- [The input]:
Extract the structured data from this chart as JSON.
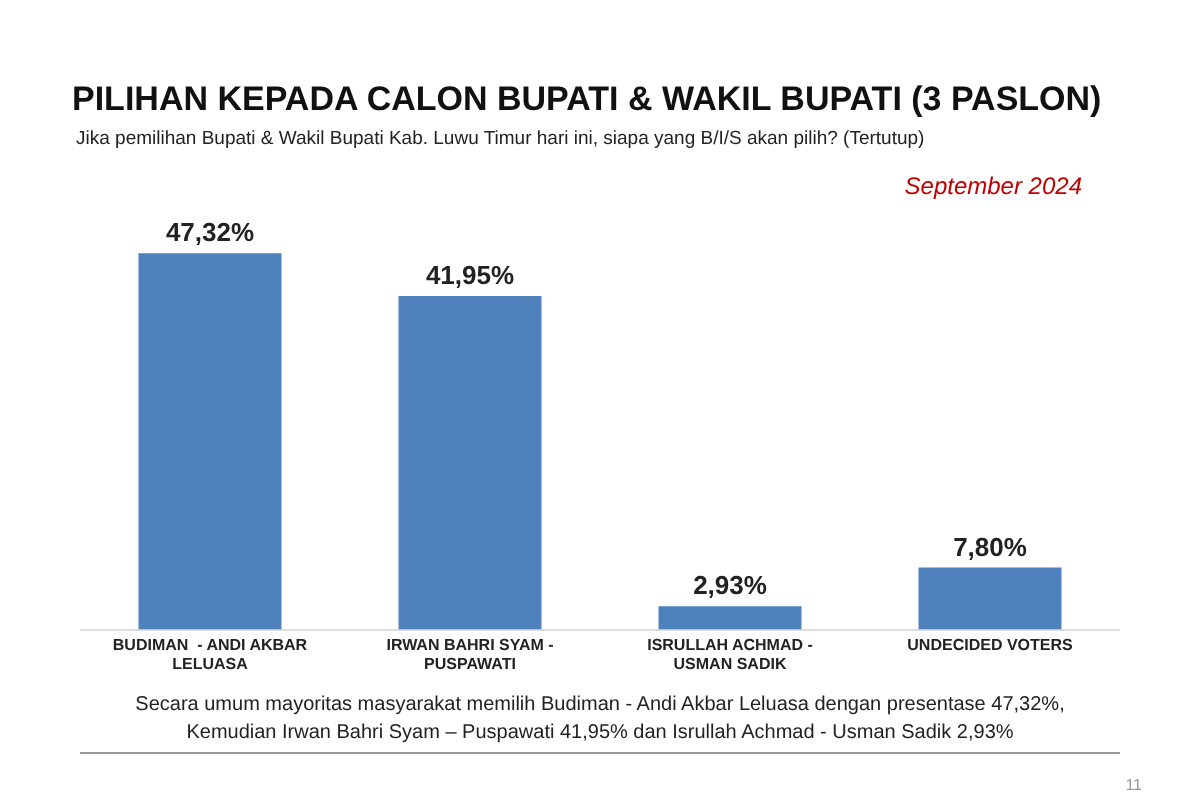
{
  "chart_data": {
    "type": "bar",
    "title": "PILIHAN KEPADA CALON BUPATI & WAKIL BUPATI (3 PASLON)",
    "subtitle": "Jika pemilihan Bupati & Wakil Bupati Kab. Luwu Timur hari ini, siapa yang B/I/S akan pilih? (Tertutup)",
    "categories": [
      "BUDIMAN  - ANDI AKBAR LELUASA",
      "IRWAN BAHRI SYAM - PUSPAWATI",
      "ISRULLAH ACHMAD - USMAN SADIK",
      "UNDECIDED VOTERS"
    ],
    "values": [
      47.32,
      41.95,
      2.93,
      7.8
    ],
    "color": "#4f81bd",
    "value_labels": [
      "47,32%",
      "41,95%",
      "2,93%",
      "7,80%"
    ],
    "annotations": [
      "September 2024",
      "Secara umum mayoritas masyarakat memilih Budiman - Andi Akbar Leluasa dengan presentase 47,32%,",
      "Kemudian  Irwan Bahri Syam – Puspawati 41,95% dan Isrullah Achmad  -  Usman Sadik  2,93%",
      "11"
    ],
    "grid": false,
    "legend": false
  }
}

- [Task instructions]:
Go through the entries above and print each one exactly, minus the pictures.

- [In response]:
Extract the structured data from this chart as JSON.
{
  "chart_data": {
    "type": "bar",
    "title": "PILIHAN KEPADA CALON BUPATI & WAKIL BUPATI (3 PASLON)",
    "subtitle": "Jika pemilihan Bupati & Wakil Bupati Kab. Luwu Timur hari ini, siapa yang B/I/S akan pilih? (Tertutup)",
    "categories": [
      "BUDIMAN  - ANDI AKBAR LELUASA",
      "IRWAN BAHRI SYAM - PUSPAWATI",
      "ISRULLAH ACHMAD - USMAN SADIK",
      "UNDECIDED VOTERS"
    ],
    "values": [
      47.32,
      41.95,
      2.93,
      7.8
    ],
    "color": "#4f81bd",
    "value_labels": [
      "47,32%",
      "41,95%",
      "2,93%",
      "7,80%"
    ],
    "annotations": [
      "September 2024",
      "Secara umum mayoritas masyarakat memilih Budiman - Andi Akbar Leluasa dengan presentase 47,32%,",
      "Kemudian  Irwan Bahri Syam – Puspawati 41,95% dan Isrullah Achmad  -  Usman Sadik  2,93%",
      "11"
    ],
    "grid": false,
    "legend": false
  }
}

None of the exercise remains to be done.